_Exercise task:_ Retype the whole listing verbatim and keep the pictures out of it.

(Data entries)
= = = =

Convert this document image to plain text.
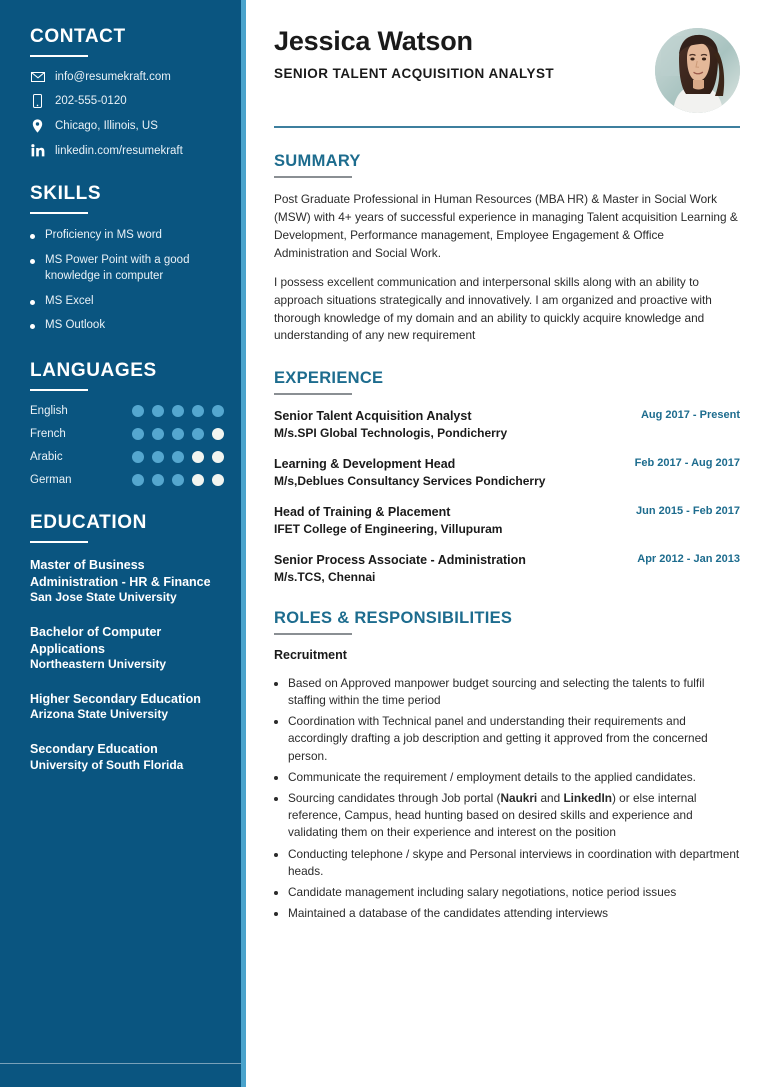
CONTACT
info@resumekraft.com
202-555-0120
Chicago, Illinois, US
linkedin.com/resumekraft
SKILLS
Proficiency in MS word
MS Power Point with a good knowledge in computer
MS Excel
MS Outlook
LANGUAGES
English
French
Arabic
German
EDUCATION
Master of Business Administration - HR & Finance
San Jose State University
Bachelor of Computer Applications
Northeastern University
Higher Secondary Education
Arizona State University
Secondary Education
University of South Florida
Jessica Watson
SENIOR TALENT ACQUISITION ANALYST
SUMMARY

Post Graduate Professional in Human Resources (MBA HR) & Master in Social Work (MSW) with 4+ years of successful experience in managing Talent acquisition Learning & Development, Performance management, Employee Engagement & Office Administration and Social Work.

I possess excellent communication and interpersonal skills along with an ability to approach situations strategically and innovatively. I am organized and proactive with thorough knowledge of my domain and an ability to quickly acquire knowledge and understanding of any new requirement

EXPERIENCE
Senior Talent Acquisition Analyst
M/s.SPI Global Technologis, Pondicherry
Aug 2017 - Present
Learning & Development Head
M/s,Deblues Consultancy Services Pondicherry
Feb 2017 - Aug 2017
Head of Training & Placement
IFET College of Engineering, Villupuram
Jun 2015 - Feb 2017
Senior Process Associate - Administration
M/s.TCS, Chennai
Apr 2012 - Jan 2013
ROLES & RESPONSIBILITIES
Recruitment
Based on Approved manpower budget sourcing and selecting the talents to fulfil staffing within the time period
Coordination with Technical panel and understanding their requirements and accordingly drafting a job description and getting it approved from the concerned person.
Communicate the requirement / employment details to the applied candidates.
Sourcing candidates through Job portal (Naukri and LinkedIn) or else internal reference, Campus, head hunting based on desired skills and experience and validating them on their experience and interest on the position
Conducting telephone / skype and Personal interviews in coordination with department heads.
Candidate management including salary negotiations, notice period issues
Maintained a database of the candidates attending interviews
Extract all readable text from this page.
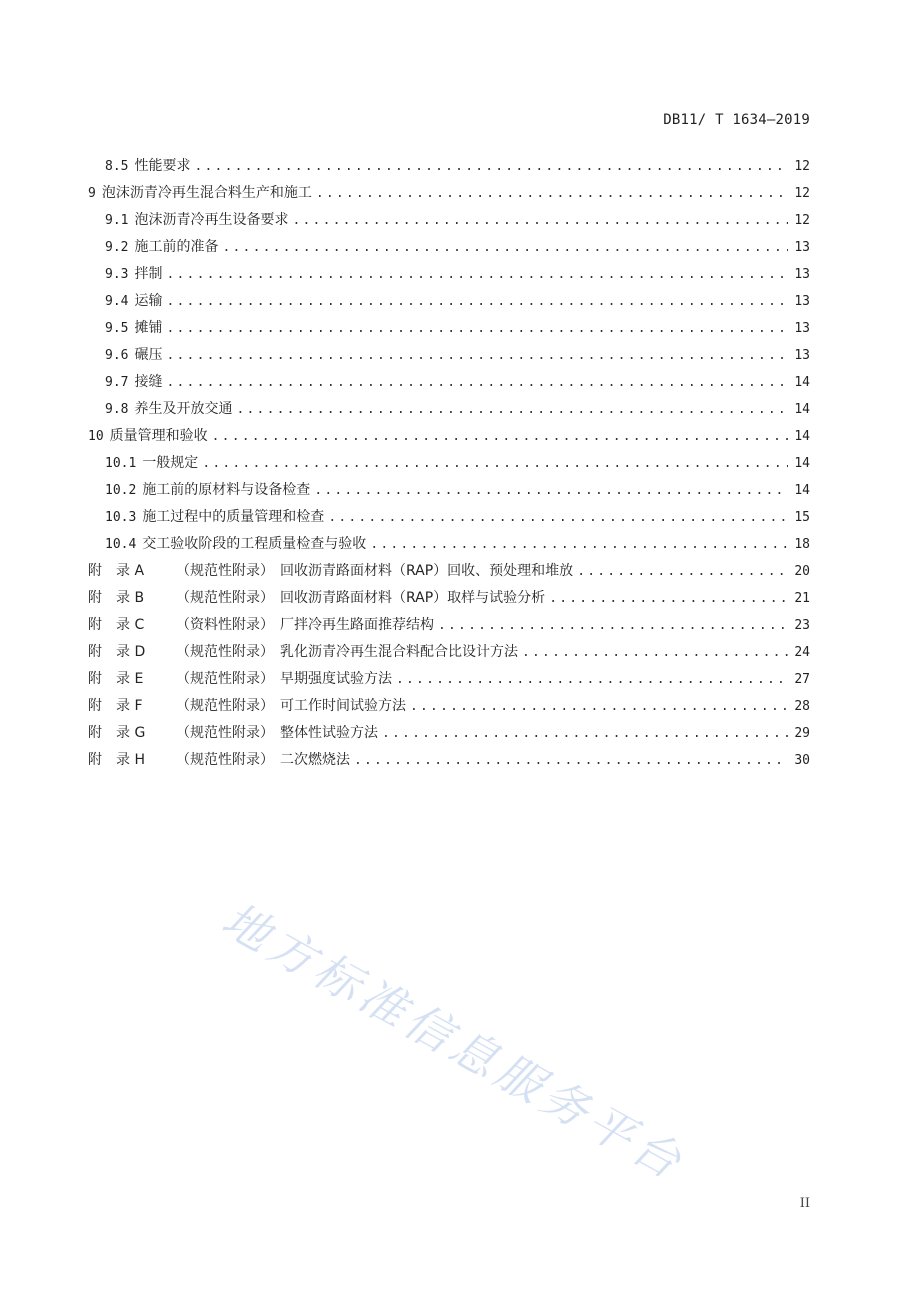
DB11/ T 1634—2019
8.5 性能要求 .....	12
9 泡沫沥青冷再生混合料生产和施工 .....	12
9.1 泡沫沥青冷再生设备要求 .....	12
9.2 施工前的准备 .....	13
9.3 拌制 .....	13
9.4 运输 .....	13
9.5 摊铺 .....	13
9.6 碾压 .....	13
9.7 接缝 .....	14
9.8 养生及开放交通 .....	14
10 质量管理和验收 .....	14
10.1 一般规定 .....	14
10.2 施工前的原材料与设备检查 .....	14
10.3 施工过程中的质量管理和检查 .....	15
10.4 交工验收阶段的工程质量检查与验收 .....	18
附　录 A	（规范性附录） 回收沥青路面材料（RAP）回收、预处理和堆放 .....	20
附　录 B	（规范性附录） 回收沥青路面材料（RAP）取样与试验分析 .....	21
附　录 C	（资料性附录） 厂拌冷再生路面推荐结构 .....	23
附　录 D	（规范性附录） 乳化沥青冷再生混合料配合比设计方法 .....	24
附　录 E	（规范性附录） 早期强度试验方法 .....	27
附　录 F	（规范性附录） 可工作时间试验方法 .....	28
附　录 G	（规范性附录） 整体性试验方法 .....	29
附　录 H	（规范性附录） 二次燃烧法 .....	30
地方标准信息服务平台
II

= = = =

_Full answer:_
Convert this document image to plain text.
CONTACT
info@resumekraft.com
202-555-0120
Chicago, Illinois, US
linkedin.com/resumekraft
SKILLS
Proficiency in MS word
MS Power Point with a good knowledge in computer
MS Excel
MS Outlook
LANGUAGES
English
French
Arabic
German
EDUCATION
Master of Business Administration - HR & Finance
San Jose State University
Bachelor of Computer Applications
Northeastern University
Higher Secondary Education
Arizona State University
Secondary Education
University of South Florida
Jessica Watson
SENIOR TALENT ACQUISITION ANALYST
SUMMARY

Post Graduate Professional in Human Resources (MBA HR) & Master in Social Work (MSW) with 4+ years of successful experience in managing Talent acquisition Learning & Development, Performance management, Employee Engagement & Office Administration and Social Work.

I possess excellent communication and interpersonal skills along with an ability to approach situations strategically and innovatively. I am organized and proactive with thorough knowledge of my domain and an ability to quickly acquire knowledge and understanding of any new requirement

EXPERIENCE
Senior Talent Acquisition Analyst
M/s.SPI Global Technologis, Pondicherry
Aug 2017 - Present
Learning & Development Head
M/s,Deblues Consultancy Services Pondicherry
Feb 2017 - Aug 2017
Head of Training & Placement
IFET College of Engineering, Villupuram
Jun 2015 - Feb 2017
Senior Process Associate - Administration
M/s.TCS, Chennai
Apr 2012 - Jan 2013
ROLES & RESPONSIBILITIES
Recruitment
Based on Approved manpower budget sourcing and selecting the talents to fulfil staffing within the time period
Coordination with Technical panel and understanding their requirements and accordingly drafting a job description and getting it approved from the concerned person.
Communicate the requirement / employment details to the applied candidates.
Sourcing candidates through Job portal (Naukri and LinkedIn) or else internal reference, Campus, head hunting based on desired skills and experience and validating them on their experience and interest on the position
Conducting telephone / skype and Personal interviews in coordination with department heads.
Candidate management including salary negotiations, notice period issues
Maintained a database of the candidates attending interviews
Extract all readable text from this page.
DB11/ T 1634—2019
8.5 性能要求 .....	12
9 泡沫沥青冷再生混合料生产和施工 .....	12
9.1 泡沫沥青冷再生设备要求 .....	12
9.2 施工前的准备 .....	13
9.3 拌制 .....	13
9.4 运输 .....	13
9.5 摊铺 .....	13
9.6 碾压 .....	13
9.7 接缝 .....	14
9.8 养生及开放交通 .....	14
10 质量管理和验收 .....	14
10.1 一般规定 .....	14
10.2 施工前的原材料与设备检查 .....	14
10.3 施工过程中的质量管理和检查 .....	15
10.4 交工验收阶段的工程质量检查与验收 .....	18
附　录 A	（规范性附录） 回收沥青路面材料（RAP）回收、预处理和堆放 .....	20
附　录 B	（规范性附录） 回收沥青路面材料（RAP）取样与试验分析 .....	21
附　录 C	（资料性附录） 厂拌冷再生路面推荐结构 .....	23
附　录 D	（规范性附录） 乳化沥青冷再生混合料配合比设计方法 .....	24
附　录 E	（规范性附录） 早期强度试验方法 .....	27
附　录 F	（规范性附录） 可工作时间试验方法 .....	28
附　录 G	（规范性附录） 整体性试验方法 .....	29
附　录 H	（规范性附录） 二次燃烧法 .....	30
地方标准信息服务平台
II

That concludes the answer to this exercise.